_Goal_: Report how many lines include the word "changes", and nothing besides that number.

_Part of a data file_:
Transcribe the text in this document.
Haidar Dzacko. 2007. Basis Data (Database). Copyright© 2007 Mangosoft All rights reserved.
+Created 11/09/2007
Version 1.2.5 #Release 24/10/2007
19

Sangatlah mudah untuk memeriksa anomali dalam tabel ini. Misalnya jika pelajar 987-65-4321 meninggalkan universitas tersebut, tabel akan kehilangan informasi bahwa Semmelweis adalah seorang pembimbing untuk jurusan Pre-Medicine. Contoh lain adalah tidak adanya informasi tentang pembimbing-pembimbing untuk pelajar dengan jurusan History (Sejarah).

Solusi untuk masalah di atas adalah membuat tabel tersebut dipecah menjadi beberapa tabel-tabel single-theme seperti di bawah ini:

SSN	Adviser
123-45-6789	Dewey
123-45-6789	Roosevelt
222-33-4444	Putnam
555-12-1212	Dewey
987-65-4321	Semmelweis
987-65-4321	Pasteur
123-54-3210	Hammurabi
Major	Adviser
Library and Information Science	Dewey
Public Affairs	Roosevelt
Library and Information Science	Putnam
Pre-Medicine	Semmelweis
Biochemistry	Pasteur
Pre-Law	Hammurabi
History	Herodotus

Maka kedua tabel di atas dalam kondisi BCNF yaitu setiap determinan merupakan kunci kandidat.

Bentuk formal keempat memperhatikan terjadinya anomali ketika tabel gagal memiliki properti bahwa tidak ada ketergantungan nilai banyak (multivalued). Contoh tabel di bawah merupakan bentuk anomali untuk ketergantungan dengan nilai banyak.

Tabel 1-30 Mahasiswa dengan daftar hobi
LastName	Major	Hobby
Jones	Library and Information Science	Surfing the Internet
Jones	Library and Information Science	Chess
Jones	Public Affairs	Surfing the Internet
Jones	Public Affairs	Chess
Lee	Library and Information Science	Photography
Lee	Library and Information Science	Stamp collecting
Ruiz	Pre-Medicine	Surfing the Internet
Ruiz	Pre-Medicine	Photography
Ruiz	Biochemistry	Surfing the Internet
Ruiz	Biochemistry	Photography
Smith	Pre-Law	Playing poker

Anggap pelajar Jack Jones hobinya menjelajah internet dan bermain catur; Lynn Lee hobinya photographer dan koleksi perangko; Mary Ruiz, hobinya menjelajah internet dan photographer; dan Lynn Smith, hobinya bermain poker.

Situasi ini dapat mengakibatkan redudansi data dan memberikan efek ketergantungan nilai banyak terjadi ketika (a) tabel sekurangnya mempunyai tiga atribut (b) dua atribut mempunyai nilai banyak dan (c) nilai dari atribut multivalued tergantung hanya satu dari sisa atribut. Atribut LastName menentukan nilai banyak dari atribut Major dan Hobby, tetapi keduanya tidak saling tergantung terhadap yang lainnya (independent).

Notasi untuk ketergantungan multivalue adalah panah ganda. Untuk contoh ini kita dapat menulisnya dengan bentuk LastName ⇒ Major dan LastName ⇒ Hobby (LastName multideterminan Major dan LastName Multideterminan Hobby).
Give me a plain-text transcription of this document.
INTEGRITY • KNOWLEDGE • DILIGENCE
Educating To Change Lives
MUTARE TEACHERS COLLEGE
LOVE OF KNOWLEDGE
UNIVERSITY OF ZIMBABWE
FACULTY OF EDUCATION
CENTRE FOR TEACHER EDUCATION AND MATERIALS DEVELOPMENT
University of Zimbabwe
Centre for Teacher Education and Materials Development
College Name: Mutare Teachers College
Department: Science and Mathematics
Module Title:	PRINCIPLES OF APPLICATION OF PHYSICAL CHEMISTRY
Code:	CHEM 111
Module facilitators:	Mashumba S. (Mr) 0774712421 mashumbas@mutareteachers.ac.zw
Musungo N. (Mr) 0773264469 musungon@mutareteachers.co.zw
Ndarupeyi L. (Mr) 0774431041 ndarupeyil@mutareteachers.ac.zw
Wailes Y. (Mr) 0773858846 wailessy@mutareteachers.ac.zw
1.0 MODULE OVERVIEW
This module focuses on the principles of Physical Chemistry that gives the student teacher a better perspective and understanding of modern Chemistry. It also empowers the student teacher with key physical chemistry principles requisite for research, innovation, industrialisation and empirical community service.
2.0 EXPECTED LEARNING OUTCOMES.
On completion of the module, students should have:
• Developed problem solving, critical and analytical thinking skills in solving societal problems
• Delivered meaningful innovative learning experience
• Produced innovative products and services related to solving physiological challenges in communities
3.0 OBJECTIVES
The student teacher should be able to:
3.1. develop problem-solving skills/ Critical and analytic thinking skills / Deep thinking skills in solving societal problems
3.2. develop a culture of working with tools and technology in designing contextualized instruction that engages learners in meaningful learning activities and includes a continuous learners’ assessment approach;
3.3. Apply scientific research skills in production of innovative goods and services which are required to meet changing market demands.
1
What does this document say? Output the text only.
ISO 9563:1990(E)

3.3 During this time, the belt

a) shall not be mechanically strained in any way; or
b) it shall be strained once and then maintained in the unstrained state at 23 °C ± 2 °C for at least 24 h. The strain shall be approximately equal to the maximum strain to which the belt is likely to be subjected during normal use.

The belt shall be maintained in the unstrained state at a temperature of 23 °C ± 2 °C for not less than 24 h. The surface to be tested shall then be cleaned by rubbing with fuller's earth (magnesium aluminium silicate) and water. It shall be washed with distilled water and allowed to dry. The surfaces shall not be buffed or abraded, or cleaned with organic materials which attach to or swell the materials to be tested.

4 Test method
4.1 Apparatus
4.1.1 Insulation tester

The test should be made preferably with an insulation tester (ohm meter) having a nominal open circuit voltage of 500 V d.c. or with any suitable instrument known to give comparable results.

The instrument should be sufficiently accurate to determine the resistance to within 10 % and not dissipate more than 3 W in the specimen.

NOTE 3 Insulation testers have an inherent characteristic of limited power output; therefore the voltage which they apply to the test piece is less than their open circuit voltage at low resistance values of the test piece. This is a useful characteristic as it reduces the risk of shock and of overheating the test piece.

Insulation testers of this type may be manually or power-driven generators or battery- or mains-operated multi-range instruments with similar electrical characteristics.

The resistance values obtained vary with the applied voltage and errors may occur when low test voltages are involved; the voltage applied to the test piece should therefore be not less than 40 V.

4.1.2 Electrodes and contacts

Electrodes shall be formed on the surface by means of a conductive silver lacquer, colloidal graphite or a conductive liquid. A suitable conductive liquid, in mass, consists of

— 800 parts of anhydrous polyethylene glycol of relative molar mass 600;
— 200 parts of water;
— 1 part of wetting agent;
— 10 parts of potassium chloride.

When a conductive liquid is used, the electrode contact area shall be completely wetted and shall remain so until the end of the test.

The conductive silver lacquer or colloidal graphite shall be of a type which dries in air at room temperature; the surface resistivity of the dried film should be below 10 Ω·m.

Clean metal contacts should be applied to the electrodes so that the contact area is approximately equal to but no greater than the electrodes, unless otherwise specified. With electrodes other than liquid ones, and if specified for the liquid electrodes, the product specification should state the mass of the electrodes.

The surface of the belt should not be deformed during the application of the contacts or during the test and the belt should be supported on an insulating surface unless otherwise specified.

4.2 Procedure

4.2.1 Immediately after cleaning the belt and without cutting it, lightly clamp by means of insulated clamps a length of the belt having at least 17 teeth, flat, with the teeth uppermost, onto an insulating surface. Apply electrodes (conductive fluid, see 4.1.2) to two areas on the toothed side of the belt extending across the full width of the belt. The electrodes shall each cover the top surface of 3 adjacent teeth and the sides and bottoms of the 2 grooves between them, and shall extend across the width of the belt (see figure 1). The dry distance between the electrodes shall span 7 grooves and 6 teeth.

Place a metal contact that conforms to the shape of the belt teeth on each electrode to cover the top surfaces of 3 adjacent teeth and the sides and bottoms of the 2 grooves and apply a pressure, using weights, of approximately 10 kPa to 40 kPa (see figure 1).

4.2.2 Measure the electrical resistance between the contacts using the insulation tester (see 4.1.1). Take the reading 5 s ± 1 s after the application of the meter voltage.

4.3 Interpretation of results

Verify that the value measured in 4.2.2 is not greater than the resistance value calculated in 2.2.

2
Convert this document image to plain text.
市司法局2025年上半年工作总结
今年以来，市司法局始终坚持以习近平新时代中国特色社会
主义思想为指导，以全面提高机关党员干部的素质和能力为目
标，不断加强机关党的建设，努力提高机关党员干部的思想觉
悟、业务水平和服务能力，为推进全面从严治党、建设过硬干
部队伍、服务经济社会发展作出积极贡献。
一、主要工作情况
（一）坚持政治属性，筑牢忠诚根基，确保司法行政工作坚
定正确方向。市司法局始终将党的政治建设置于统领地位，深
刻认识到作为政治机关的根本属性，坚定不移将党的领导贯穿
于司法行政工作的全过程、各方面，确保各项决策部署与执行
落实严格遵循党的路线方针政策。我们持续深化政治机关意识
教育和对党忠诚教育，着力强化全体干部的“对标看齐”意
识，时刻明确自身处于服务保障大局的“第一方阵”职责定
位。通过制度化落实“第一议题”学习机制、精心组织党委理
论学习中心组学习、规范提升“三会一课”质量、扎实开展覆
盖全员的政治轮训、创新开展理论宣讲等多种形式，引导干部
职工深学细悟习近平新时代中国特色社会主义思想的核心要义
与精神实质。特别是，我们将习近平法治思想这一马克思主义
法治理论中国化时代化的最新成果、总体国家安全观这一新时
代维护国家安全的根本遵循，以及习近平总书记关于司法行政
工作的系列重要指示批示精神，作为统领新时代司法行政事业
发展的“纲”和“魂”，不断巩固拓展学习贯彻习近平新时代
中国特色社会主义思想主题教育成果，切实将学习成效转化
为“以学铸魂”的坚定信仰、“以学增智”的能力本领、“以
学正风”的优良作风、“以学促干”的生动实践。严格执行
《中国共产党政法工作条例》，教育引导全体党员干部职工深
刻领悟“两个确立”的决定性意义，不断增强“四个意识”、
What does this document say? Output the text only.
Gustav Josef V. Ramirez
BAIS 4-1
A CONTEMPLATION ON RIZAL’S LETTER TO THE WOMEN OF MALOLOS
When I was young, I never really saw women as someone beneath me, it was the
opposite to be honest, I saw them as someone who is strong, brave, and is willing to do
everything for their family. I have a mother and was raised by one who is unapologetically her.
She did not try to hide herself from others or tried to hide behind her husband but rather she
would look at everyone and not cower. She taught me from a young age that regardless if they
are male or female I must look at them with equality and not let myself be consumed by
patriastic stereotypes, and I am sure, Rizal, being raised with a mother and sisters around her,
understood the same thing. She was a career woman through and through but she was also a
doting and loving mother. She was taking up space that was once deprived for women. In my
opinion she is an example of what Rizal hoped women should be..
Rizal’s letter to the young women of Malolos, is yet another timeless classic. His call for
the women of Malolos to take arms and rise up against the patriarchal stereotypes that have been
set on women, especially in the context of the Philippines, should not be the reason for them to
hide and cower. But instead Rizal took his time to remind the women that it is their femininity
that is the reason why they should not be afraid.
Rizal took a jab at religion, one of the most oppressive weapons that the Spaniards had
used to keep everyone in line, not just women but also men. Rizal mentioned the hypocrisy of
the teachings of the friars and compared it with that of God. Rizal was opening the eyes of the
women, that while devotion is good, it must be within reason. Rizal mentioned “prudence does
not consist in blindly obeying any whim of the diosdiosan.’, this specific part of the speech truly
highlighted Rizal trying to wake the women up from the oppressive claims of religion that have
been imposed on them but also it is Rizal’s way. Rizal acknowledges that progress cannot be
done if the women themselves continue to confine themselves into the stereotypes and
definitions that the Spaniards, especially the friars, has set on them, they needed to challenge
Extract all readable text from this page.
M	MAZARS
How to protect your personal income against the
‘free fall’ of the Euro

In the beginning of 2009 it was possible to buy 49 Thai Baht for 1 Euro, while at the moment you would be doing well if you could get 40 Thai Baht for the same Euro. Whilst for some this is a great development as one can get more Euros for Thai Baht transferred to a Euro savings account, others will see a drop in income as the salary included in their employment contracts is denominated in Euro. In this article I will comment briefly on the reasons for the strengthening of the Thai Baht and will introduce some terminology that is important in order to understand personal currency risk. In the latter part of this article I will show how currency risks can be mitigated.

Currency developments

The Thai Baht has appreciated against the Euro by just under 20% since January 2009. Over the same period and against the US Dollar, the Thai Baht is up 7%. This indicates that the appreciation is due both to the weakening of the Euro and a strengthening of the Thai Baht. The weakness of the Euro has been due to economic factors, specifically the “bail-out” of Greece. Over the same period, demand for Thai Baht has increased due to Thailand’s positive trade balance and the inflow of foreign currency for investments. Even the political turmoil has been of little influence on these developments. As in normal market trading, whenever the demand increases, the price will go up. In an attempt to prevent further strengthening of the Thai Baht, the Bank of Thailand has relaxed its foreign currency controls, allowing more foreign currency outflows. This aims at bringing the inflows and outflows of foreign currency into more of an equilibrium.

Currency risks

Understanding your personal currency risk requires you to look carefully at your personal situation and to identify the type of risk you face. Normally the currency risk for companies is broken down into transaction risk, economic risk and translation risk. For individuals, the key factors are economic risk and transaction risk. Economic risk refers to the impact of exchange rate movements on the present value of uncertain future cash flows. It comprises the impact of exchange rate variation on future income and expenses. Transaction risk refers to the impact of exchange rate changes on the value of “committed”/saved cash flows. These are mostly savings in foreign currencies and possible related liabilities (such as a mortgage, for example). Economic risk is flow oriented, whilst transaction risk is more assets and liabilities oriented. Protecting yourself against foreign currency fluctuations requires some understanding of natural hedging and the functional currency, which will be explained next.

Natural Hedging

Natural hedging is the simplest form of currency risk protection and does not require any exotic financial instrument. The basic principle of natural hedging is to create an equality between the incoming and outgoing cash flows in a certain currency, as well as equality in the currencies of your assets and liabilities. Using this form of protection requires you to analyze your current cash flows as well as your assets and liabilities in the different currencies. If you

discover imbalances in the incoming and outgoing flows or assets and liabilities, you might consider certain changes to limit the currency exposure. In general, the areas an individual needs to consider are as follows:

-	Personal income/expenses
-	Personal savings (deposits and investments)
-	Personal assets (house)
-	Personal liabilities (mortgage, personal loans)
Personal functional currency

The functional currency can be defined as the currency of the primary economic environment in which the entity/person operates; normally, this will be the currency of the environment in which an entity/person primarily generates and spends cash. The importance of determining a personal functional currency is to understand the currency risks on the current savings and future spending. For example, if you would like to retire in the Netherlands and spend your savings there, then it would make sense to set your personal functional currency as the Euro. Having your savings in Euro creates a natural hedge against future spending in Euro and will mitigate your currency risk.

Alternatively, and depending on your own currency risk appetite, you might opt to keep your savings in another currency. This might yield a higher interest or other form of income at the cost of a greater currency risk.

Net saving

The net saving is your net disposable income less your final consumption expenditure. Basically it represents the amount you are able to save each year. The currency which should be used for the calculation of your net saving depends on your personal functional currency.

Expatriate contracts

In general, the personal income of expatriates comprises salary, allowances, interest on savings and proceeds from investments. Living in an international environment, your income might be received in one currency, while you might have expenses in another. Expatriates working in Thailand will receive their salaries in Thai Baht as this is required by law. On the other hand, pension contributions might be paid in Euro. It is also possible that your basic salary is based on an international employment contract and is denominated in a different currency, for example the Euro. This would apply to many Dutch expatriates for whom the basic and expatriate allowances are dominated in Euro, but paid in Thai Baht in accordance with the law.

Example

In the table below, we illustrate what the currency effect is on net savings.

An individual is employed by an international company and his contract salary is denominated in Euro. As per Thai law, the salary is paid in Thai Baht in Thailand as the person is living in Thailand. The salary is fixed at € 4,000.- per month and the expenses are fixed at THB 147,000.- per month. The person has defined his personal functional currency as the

_Response to this exercise_: 2